> _WHAT IS EXPECTED_:
Collect all the lines that mention the word "System".

> _RAW DATA_:
━━━━━━━━━━━━━━━━━━━━━━━━━━━━━━

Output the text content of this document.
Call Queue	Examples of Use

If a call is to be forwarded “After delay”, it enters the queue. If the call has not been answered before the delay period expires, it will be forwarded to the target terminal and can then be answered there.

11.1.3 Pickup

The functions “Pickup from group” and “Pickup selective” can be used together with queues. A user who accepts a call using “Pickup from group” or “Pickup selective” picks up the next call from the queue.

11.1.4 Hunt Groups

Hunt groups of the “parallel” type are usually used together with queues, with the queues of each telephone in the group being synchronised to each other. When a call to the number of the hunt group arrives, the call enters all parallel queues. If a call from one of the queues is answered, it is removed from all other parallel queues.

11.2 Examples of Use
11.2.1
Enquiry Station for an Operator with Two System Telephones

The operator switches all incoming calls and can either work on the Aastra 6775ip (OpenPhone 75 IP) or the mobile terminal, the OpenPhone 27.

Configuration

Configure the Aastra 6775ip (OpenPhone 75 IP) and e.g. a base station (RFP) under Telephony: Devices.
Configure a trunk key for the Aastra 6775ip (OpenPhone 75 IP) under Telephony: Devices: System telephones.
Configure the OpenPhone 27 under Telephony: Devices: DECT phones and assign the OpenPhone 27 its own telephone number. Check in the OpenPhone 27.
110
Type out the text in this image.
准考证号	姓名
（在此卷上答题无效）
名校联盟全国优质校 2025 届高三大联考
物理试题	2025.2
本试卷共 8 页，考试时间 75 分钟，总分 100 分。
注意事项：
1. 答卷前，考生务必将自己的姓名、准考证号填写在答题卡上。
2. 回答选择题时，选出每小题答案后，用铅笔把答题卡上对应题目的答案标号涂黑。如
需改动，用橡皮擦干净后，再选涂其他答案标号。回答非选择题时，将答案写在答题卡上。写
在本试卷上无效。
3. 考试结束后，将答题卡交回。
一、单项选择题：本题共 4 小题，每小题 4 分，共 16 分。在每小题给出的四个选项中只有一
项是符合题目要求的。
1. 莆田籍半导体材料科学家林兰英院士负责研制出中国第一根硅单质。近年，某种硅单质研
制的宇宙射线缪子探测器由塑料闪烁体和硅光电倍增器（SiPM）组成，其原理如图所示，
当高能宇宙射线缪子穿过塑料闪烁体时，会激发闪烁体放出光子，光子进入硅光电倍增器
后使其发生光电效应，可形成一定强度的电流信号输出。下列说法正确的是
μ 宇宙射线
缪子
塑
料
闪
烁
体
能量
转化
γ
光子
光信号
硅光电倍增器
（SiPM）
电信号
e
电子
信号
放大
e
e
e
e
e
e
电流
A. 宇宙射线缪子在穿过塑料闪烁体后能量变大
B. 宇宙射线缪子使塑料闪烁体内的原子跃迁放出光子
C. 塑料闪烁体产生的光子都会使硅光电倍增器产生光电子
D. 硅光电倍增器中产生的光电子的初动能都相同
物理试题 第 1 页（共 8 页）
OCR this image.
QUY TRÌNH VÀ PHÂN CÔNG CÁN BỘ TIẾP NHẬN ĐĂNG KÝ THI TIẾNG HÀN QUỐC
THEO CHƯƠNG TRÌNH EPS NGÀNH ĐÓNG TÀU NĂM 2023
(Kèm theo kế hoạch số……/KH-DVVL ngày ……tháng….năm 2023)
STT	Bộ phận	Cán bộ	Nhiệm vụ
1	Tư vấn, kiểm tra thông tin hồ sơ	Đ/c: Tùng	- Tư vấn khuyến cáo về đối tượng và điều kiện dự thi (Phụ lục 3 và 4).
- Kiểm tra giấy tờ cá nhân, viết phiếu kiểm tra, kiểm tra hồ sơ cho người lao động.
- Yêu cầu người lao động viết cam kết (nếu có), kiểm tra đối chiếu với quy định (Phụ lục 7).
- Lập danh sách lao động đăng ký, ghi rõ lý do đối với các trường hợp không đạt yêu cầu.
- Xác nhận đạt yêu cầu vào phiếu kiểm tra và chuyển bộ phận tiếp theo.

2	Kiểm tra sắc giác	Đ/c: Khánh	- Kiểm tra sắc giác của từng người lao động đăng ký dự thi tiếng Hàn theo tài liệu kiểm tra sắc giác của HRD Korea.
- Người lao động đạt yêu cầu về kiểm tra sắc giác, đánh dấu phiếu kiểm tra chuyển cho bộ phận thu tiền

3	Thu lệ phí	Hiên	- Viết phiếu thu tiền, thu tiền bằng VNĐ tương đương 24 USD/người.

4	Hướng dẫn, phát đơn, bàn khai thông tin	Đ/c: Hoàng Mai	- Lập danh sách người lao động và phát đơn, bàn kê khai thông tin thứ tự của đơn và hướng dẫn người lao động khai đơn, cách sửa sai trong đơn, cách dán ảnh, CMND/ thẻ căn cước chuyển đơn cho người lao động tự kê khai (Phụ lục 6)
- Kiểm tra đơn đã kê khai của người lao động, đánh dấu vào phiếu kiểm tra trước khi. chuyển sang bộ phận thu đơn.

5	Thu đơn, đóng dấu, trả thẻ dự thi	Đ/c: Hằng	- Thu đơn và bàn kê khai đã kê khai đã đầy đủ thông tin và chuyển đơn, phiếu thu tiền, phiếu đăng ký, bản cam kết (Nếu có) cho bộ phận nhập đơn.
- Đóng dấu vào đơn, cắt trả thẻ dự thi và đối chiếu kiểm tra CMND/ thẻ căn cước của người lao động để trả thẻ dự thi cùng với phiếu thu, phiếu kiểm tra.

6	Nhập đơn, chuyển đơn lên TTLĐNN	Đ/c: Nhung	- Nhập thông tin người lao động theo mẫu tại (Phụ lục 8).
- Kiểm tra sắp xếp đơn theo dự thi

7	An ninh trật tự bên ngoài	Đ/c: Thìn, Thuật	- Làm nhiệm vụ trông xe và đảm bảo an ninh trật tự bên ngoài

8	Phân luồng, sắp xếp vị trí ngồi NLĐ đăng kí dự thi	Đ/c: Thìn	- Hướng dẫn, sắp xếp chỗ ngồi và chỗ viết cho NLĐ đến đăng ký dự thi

━━━━━━━━━━━━━━━━━━━━━━━━━━━━━━

> _SOLUTION TO THIS EXERCISE_:
Enquiry Station for an Operator with Two System Telephones
Configure a trunk key for the Aastra 6775ip (OpenPhone 75 IP) under Telephony: Devices: System telephones.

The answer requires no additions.